» PROBLEM DESCRIPTION
Make an exact copy of all the records.

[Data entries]
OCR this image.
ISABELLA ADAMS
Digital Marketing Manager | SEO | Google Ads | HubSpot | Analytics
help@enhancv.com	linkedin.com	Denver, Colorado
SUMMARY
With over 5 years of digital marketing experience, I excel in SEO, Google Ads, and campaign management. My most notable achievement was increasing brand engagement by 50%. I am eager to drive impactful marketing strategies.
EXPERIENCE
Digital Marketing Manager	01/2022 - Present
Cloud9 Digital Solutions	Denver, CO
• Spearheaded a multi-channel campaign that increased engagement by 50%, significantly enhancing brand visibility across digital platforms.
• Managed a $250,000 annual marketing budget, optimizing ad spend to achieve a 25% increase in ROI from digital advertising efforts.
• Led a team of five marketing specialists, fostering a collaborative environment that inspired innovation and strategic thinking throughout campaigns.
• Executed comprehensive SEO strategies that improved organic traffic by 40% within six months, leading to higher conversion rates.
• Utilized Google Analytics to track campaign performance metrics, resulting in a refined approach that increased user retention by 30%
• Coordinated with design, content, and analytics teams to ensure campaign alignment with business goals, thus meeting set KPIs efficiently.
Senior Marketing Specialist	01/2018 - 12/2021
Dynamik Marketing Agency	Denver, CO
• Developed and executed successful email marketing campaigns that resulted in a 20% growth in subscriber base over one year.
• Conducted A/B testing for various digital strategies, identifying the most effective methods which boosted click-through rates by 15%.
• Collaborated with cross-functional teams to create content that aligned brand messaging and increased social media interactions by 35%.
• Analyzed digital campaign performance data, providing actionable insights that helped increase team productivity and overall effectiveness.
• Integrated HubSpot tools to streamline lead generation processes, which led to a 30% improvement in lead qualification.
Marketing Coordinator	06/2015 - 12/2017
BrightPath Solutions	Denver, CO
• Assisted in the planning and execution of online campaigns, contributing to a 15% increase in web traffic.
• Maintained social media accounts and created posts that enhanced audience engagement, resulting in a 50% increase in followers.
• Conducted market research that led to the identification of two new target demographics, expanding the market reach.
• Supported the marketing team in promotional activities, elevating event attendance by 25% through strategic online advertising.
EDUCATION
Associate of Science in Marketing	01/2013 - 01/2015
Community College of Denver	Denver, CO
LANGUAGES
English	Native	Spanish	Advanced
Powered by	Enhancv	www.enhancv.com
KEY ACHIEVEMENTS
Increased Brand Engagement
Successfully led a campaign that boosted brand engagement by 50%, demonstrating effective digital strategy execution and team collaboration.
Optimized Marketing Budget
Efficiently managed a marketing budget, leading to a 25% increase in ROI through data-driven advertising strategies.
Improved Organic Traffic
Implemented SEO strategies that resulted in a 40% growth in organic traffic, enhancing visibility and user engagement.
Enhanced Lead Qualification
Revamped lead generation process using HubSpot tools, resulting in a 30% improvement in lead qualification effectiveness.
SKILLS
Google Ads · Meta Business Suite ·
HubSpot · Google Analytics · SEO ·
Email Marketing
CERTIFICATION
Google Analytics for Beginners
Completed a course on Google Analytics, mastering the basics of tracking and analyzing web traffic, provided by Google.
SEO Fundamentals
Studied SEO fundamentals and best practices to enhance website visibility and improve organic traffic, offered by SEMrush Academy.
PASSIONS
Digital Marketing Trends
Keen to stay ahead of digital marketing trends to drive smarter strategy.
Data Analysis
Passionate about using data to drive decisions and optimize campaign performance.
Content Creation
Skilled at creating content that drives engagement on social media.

» SOLUTION
OCR this image.
ISABELLA ADAMS
Digital Marketing Manager | SEO | Google Ads | HubSpot | Analytics
help@enhancv.com	linkedin.com	Denver, Colorado
SUMMARY
With over 5 years of digital marketing experience, I excel in SEO, Google Ads, and campaign management. My most notable achievement was increasing brand engagement by 50%. I am eager to drive impactful marketing strategies.
EXPERIENCE
Digital Marketing Manager	01/2022 - Present
Cloud9 Digital Solutions	Denver, CO
• Spearheaded a multi-channel campaign that increased engagement by 50%, significantly enhancing brand visibility across digital platforms.
• Managed a $250,000 annual marketing budget, optimizing ad spend to achieve a 25% increase in ROI from digital advertising efforts.
• Led a team of five marketing specialists, fostering a collaborative environment that inspired innovation and strategic thinking throughout campaigns.
• Executed comprehensive SEO strategies that improved organic traffic by 40% within six months, leading to higher conversion rates.
• Utilized Google Analytics to track campaign performance metrics, resulting in a refined approach that increased user retention by 30%
• Coordinated with design, content, and analytics teams to ensure campaign alignment with business goals, thus meeting set KPIs efficiently.
Senior Marketing Specialist	01/2018 - 12/2021
Dynamik Marketing Agency	Denver, CO
• Developed and executed successful email marketing campaigns that resulted in a 20% growth in subscriber base over one year.
• Conducted A/B testing for various digital strategies, identifying the most effective methods which boosted click-through rates by 15%.
• Collaborated with cross-functional teams to create content that aligned brand messaging and increased social media interactions by 35%.
• Analyzed digital campaign performance data, providing actionable insights that helped increase team productivity and overall effectiveness.
• Integrated HubSpot tools to streamline lead generation processes, which led to a 30% improvement in lead qualification.
Marketing Coordinator	06/2015 - 12/2017
BrightPath Solutions	Denver, CO
• Assisted in the planning and execution of online campaigns, contributing to a 15% increase in web traffic.
• Maintained social media accounts and created posts that enhanced audience engagement, resulting in a 50% increase in followers.
• Conducted market research that led to the identification of two new target demographics, expanding the market reach.
• Supported the marketing team in promotional activities, elevating event attendance by 25% through strategic online advertising.
EDUCATION
Associate of Science in Marketing	01/2013 - 01/2015
Community College of Denver	Denver, CO
LANGUAGES
English	Native	Spanish	Advanced
Powered by	Enhancv	www.enhancv.com
KEY ACHIEVEMENTS
Increased Brand Engagement
Successfully led a campaign that boosted brand engagement by 50%, demonstrating effective digital strategy execution and team collaboration.
Optimized Marketing Budget
Efficiently managed a marketing budget, leading to a 25% increase in ROI through data-driven advertising strategies.
Improved Organic Traffic
Implemented SEO strategies that resulted in a 40% growth in organic traffic, enhancing visibility and user engagement.
Enhanced Lead Qualification
Revamped lead generation process using HubSpot tools, resulting in a 30% improvement in lead qualification effectiveness.
SKILLS
Google Ads · Meta Business Suite ·
HubSpot · Google Analytics · SEO ·
Email Marketing
CERTIFICATION
Google Analytics for Beginners
Completed a course on Google Analytics, mastering the basics of tracking and analyzing web traffic, provided by Google.
SEO Fundamentals
Studied SEO fundamentals and best practices to enhance website visibility and improve organic traffic, offered by SEMrush Academy.
PASSIONS
Digital Marketing Trends
Keen to stay ahead of digital marketing trends to drive smarter strategy.
Data Analysis
Passionate about using data to drive decisions and optimize campaign performance.
Content Creation
Skilled at creating content that drives engagement on social media.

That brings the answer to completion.